YOUR INSTRUCTIONS: Keep only the lines of the listing that include the word "JSON", and copy them.

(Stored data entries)
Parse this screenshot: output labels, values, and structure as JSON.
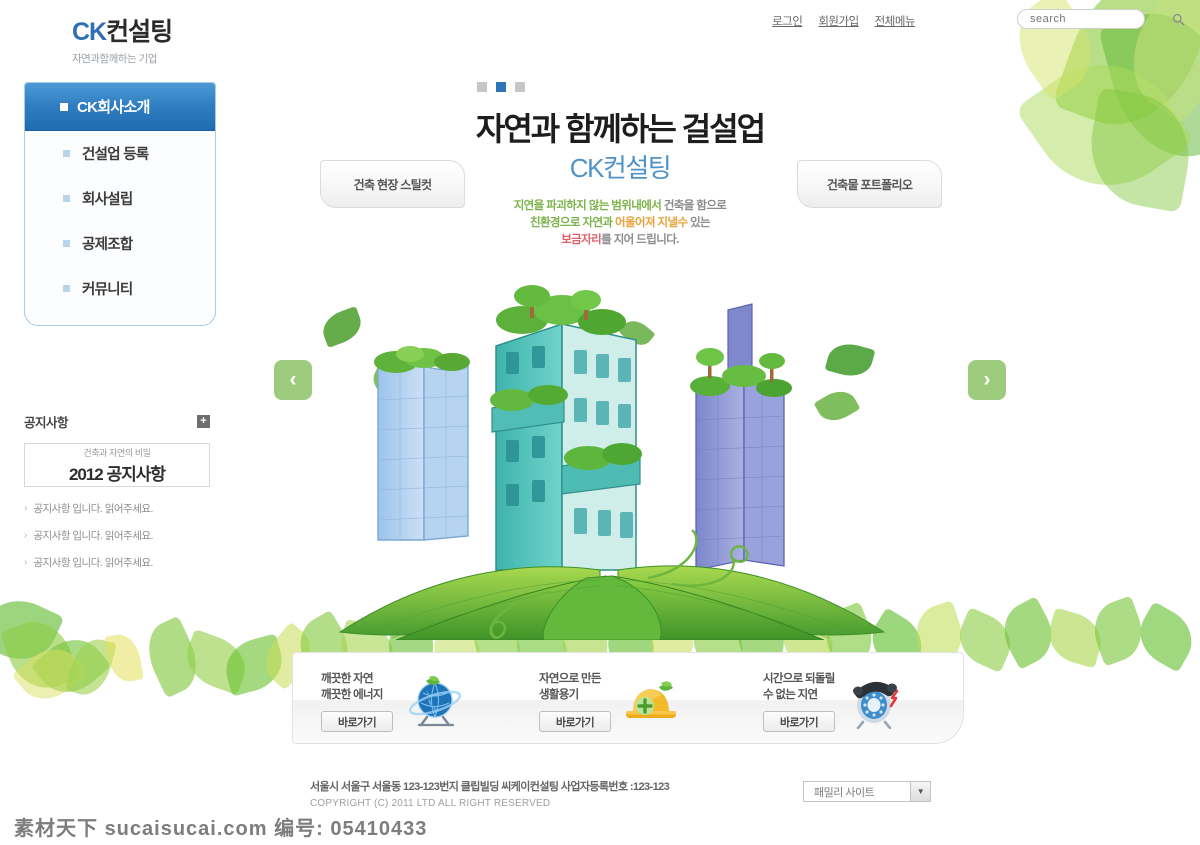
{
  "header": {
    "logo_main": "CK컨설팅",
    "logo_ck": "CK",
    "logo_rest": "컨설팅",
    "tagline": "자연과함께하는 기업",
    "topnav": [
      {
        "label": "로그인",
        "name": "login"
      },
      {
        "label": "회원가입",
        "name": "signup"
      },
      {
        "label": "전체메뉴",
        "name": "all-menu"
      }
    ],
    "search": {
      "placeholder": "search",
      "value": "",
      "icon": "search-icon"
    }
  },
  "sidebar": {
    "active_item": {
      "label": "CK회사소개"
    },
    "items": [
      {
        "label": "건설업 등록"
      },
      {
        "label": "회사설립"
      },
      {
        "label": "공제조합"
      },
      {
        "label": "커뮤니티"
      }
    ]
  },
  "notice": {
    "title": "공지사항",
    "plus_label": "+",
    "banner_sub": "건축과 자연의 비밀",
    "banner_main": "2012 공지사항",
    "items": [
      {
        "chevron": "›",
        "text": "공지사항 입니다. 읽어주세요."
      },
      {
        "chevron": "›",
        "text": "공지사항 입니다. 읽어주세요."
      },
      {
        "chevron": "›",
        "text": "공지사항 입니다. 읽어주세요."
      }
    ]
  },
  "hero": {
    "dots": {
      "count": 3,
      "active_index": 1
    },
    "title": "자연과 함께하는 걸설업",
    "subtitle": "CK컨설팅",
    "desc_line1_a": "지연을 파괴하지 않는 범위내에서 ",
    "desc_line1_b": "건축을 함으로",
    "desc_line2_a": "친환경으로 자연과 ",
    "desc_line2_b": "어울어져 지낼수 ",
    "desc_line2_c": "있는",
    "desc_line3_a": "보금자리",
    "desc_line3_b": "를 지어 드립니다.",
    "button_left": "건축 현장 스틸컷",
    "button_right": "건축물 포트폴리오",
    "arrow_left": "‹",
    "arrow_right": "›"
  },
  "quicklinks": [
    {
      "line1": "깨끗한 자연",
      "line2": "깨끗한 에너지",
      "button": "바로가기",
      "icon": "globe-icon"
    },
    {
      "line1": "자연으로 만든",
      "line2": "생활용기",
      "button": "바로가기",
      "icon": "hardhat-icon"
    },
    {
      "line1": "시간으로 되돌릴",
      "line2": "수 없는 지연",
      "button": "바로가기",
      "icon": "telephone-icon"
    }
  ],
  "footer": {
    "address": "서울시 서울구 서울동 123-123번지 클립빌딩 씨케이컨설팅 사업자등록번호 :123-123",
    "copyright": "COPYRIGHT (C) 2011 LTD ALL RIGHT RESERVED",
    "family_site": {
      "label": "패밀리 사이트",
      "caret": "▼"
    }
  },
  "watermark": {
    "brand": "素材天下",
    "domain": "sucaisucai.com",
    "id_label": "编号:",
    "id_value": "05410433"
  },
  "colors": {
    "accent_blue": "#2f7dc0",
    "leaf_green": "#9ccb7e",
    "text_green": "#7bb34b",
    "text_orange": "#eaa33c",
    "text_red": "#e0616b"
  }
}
...
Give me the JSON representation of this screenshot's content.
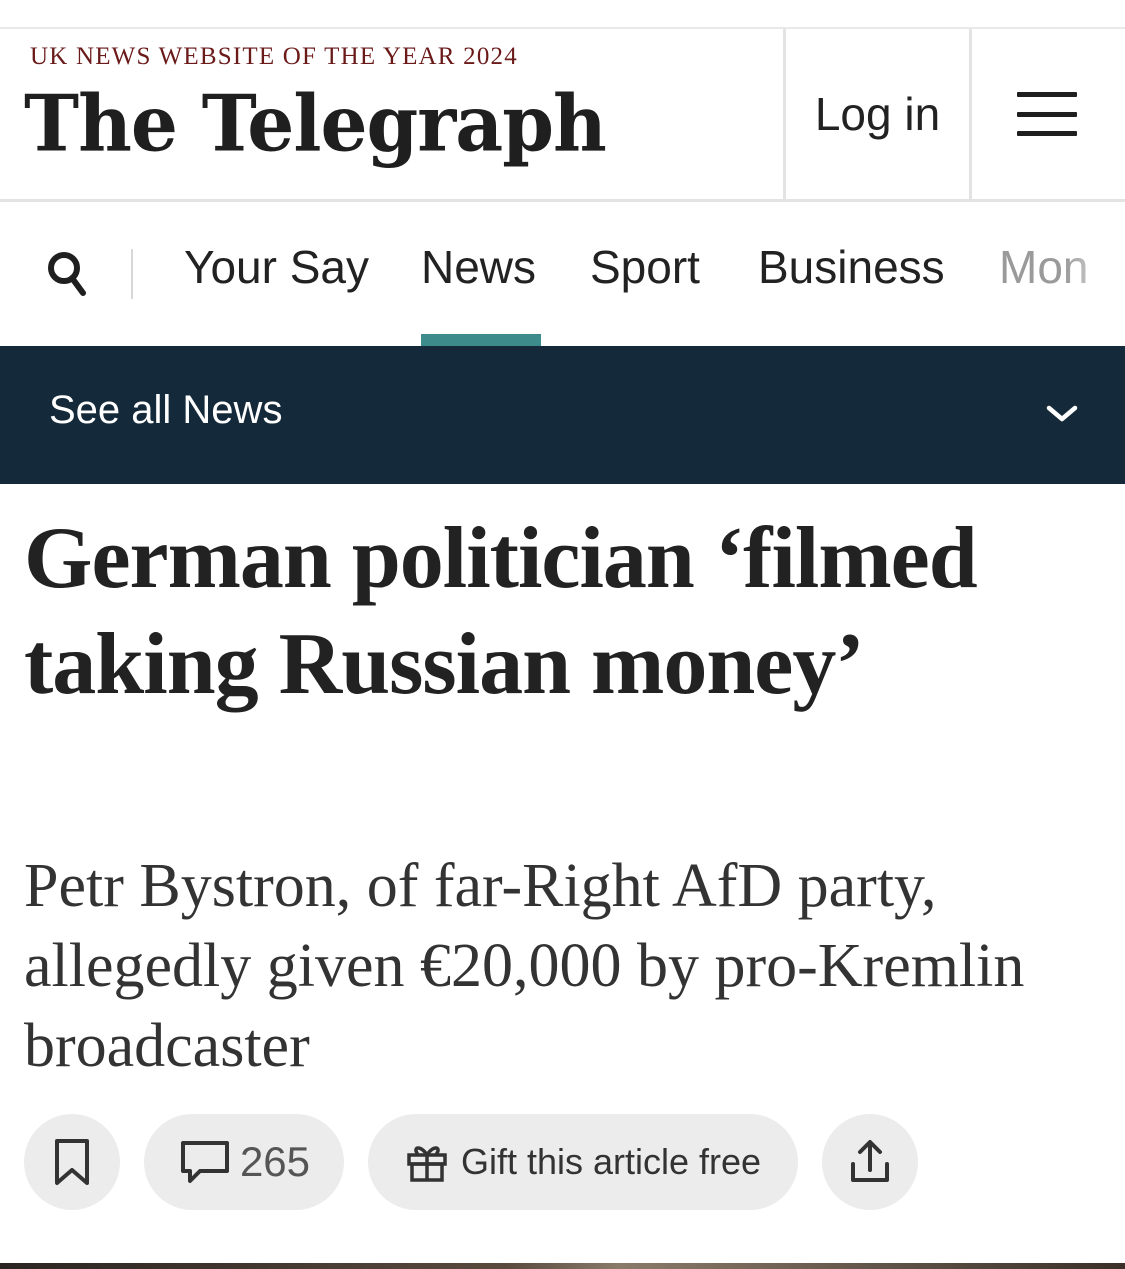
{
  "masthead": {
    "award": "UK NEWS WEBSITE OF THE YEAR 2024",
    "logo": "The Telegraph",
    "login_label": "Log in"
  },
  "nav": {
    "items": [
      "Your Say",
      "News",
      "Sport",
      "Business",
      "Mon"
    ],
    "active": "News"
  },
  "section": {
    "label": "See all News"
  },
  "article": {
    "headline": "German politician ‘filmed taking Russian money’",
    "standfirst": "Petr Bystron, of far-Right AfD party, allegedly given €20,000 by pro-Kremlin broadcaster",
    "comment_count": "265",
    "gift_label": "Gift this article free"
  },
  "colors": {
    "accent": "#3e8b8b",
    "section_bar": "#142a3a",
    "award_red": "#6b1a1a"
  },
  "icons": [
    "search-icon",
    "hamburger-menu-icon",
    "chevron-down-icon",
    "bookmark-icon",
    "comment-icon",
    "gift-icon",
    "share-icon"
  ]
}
---
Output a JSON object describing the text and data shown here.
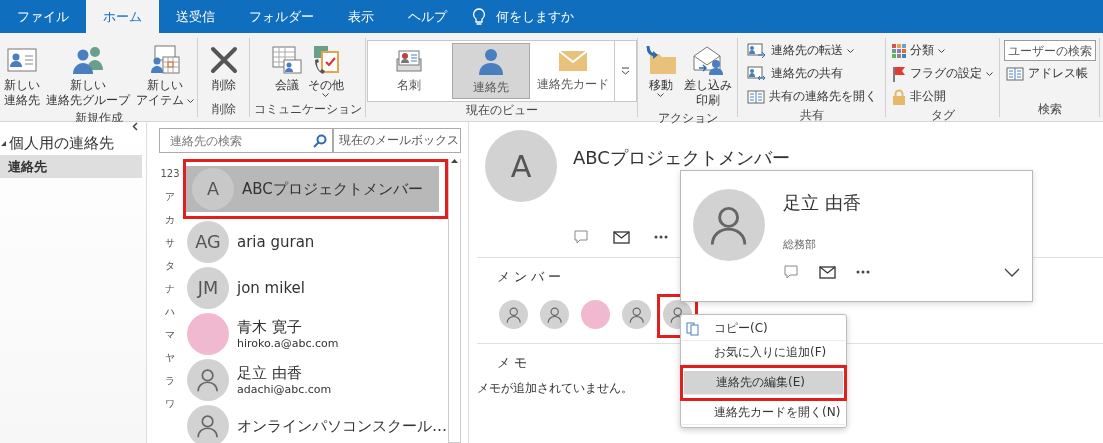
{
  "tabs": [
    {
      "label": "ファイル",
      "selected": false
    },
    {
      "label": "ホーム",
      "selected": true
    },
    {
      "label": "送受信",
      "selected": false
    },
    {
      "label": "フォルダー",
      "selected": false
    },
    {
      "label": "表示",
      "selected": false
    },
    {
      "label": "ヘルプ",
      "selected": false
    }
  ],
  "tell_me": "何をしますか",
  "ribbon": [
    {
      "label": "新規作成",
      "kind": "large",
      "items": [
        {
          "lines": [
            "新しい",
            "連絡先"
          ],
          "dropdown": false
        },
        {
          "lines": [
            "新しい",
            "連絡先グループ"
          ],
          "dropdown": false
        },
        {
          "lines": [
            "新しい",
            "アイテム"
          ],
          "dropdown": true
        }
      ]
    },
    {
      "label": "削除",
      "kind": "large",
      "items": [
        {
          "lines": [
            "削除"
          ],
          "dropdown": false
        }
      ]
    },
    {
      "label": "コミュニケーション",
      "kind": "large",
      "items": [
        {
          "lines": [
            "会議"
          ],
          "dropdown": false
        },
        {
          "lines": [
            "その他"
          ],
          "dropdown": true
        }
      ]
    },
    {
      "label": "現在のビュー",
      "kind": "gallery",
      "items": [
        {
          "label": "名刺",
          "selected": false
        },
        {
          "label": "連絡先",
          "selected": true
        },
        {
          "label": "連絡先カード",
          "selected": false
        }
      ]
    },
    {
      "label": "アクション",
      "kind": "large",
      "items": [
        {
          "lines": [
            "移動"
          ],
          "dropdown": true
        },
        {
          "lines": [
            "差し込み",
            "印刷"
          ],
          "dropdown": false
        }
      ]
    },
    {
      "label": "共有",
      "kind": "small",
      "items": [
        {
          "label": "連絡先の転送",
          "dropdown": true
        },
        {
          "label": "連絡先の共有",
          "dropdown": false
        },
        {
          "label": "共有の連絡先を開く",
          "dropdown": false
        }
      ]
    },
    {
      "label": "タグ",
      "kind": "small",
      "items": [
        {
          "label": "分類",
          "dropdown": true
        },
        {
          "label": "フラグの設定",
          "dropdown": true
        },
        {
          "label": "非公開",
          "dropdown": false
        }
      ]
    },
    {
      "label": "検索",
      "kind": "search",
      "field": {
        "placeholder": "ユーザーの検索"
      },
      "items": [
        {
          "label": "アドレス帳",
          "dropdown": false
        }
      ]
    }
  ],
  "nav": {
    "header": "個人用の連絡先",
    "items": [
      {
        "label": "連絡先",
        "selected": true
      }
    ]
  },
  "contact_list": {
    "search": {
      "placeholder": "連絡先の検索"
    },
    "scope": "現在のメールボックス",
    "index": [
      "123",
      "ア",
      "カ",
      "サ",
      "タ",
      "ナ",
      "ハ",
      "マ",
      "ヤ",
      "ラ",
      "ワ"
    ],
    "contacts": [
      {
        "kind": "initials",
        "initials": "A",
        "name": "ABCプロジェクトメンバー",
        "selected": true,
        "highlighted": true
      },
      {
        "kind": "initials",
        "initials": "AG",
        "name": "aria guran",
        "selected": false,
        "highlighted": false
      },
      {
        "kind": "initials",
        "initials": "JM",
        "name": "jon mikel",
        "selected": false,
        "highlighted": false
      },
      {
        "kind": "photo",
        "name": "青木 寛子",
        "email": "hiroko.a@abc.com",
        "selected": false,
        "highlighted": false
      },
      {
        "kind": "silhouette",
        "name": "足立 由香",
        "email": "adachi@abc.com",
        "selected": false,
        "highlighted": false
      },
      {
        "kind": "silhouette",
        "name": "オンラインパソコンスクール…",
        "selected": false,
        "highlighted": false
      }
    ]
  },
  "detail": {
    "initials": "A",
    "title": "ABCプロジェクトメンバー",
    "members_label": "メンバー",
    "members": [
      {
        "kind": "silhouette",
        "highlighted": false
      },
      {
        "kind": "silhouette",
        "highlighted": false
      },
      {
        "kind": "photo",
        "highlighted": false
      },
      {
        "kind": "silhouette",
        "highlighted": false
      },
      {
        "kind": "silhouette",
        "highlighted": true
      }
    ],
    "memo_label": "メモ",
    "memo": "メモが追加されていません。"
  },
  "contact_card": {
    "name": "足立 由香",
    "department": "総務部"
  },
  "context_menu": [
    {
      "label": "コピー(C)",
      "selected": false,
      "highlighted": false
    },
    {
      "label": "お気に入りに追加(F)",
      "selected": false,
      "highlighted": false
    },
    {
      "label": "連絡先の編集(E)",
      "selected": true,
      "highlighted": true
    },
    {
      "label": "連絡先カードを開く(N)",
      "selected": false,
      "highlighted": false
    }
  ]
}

SOLVED PROBLEM:
Parse this screenshot: output labels, values, and structure as JSON.
Give me the JSON representation of this screenshot's content.
Output a JSON object describing the text and data shown here.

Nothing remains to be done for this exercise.